═════ INFORMATION GIVEN
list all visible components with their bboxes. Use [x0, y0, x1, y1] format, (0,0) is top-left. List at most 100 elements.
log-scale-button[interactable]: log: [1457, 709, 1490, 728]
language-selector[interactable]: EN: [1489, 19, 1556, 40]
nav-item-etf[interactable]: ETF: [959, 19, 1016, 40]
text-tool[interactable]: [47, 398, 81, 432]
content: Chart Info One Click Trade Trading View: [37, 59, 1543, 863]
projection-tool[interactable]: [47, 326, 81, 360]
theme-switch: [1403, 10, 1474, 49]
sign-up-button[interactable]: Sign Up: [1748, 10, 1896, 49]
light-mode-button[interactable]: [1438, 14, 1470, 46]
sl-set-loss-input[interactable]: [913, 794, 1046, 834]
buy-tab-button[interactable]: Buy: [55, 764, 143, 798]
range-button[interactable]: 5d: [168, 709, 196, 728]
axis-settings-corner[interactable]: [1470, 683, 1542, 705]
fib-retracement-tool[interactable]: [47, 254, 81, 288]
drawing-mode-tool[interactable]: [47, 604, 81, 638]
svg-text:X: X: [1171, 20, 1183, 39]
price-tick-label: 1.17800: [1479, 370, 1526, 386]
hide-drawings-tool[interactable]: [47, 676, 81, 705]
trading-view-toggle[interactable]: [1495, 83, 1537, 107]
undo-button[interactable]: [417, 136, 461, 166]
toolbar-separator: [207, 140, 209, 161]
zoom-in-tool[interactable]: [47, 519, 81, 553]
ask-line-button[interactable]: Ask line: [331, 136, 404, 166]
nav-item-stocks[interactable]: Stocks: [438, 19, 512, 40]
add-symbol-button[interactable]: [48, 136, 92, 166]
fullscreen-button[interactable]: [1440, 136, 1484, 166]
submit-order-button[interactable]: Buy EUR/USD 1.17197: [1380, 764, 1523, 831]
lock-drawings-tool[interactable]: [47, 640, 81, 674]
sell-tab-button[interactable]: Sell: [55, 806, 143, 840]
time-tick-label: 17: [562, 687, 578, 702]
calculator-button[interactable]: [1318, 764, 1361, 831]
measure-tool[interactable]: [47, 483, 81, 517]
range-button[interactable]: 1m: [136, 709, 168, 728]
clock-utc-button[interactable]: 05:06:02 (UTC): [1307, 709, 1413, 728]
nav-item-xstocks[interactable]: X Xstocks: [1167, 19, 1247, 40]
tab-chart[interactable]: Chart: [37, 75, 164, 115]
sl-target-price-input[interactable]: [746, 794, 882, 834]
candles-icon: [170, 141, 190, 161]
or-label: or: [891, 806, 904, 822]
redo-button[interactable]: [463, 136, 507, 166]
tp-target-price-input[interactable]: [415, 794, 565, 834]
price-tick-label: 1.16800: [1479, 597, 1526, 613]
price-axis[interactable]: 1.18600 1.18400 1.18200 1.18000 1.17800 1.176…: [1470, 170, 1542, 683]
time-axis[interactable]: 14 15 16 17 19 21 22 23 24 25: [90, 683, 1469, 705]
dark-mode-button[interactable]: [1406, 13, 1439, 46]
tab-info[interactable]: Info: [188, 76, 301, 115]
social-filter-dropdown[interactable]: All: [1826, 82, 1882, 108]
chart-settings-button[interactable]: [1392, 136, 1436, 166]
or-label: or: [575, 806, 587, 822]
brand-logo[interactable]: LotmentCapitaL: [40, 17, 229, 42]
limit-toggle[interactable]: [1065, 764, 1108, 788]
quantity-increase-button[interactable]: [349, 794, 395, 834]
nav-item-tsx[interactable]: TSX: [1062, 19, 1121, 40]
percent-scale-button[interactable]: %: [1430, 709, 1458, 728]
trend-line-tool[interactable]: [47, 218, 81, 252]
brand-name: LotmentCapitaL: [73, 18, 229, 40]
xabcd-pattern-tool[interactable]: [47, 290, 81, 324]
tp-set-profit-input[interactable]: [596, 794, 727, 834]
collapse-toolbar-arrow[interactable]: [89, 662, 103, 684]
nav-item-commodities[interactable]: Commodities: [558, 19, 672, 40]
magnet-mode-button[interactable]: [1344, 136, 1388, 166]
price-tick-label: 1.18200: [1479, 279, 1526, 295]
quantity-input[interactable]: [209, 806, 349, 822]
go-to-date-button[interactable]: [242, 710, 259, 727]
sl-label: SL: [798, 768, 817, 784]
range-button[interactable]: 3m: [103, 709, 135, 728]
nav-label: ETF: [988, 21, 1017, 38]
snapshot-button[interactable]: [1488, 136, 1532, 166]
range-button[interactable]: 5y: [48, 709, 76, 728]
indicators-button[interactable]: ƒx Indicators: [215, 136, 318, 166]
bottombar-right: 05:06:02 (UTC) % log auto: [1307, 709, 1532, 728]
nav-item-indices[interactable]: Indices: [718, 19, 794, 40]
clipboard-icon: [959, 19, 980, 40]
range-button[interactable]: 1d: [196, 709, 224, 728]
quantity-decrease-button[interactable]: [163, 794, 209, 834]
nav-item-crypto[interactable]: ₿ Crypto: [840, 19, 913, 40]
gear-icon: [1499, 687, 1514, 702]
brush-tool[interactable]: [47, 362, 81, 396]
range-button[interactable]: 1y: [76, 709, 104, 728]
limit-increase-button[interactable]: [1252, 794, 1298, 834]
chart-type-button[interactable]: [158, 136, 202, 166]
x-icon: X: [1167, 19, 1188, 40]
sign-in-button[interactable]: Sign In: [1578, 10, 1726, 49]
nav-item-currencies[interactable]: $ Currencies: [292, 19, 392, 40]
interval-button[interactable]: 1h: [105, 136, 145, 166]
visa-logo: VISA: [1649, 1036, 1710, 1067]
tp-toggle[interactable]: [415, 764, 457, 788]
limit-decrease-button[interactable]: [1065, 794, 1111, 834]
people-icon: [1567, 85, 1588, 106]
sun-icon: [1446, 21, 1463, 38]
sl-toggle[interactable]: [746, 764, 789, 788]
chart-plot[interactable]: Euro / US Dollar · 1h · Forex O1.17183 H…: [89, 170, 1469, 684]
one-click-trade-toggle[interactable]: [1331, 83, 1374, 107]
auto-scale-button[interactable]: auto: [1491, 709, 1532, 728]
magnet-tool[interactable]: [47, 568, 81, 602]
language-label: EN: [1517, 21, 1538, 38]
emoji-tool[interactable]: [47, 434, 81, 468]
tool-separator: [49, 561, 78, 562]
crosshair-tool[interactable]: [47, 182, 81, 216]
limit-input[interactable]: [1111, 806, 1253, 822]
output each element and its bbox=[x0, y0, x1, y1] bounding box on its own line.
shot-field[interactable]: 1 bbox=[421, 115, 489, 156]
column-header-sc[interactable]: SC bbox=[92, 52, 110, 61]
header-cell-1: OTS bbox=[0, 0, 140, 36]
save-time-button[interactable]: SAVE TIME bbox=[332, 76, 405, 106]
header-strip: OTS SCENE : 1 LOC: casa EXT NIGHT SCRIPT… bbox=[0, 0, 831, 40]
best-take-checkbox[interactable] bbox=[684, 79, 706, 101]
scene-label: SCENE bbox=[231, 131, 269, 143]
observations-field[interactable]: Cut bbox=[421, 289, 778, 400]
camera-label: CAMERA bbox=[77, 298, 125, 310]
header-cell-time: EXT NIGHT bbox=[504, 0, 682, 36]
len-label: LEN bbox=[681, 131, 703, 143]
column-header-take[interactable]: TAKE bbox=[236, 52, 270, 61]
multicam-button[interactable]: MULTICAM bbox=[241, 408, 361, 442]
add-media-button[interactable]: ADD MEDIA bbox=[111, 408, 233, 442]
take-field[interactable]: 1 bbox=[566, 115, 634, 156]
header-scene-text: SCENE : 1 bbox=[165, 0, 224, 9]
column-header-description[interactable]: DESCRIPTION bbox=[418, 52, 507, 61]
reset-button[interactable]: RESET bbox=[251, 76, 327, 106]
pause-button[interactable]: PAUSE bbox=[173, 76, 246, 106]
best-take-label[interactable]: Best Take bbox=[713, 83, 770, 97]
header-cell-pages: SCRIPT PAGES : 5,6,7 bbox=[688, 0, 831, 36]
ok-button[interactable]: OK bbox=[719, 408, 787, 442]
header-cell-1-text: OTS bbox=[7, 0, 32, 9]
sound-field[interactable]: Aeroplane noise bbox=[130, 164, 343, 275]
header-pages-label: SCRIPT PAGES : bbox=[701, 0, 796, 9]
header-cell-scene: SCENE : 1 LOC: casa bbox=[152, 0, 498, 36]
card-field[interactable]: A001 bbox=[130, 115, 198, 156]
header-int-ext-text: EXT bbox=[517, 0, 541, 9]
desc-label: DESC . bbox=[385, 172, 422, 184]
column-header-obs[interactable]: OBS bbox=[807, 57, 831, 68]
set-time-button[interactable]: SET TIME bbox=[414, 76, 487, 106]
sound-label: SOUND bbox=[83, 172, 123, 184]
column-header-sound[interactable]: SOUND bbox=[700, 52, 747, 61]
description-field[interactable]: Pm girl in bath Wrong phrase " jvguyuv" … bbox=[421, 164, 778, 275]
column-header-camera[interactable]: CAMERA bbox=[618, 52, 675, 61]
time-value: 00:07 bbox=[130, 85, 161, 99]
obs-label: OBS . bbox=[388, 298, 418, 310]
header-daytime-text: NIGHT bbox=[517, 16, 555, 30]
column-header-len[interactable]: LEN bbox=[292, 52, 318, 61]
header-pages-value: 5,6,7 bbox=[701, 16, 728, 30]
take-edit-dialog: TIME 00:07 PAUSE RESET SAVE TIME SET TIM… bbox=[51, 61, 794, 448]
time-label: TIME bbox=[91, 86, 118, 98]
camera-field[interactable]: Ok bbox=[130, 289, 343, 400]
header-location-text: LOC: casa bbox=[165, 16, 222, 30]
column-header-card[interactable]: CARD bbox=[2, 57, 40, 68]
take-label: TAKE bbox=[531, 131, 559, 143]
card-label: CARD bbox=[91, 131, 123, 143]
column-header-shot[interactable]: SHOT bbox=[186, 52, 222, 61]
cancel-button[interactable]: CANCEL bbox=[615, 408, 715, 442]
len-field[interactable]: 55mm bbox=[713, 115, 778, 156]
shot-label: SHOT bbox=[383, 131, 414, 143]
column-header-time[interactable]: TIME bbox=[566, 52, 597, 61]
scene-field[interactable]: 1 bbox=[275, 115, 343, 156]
══════════
## YOUR INSTRUCTIONS
Starting with the first line and going on through the line that contains "nav-item-stocks[interactable]: Stocks: [438, 19, 512, 40]", convert these lines into a numbered list, leaving out any blank lines.

## EXERCISE ANSWER
1. list all visible components with their bboxes. Use [x0, y0, x1, y1] format, (0,0) is top-left. List at most 100 elements.
2. log-scale-button[interactable]: log: [1457, 709, 1490, 728]
3. language-selector[interactable]: EN: [1489, 19, 1556, 40]
4. nav-item-etf[interactable]: ETF: [959, 19, 1016, 40]
5. text-tool[interactable]: [47, 398, 81, 432]
6. content: Chart Info One Click Trade Trading View: [37, 59, 1543, 863]
7. projection-tool[interactable]: [47, 326, 81, 360]
8. theme-switch: [1403, 10, 1474, 49]
9. sign-up-button[interactable]: Sign Up: [1748, 10, 1896, 49]
10. light-mode-button[interactable]: [1438, 14, 1470, 46]
11. sl-set-loss-input[interactable]: [913, 794, 1046, 834]
12. buy-tab-button[interactable]: Buy: [55, 764, 143, 798]
13. range-button[interactable]: 5d: [168, 709, 196, 728]
14. axis-settings-corner[interactable]: [1470, 683, 1542, 705]
15. fib-retracement-tool[interactable]: [47, 254, 81, 288]
16. drawing-mode-tool[interactable]: [47, 604, 81, 638]
17. svg-text:X: X: [1171, 20, 1183, 39]
18. price-tick-label: 1.17800: [1479, 370, 1526, 386]
19. hide-drawings-tool[interactable]: [47, 676, 81, 705]
20. trading-view-toggle[interactable]: [1495, 83, 1537, 107]
21. undo-button[interactable]: [417, 136, 461, 166]
22. toolbar-separator: [207, 140, 209, 161]
23. zoom-in-tool[interactable]: [47, 519, 81, 553]
24. ask-line-button[interactable]: Ask line: [331, 136, 404, 166]
25. nav-item-stocks[interactable]: Stocks: [438, 19, 512, 40]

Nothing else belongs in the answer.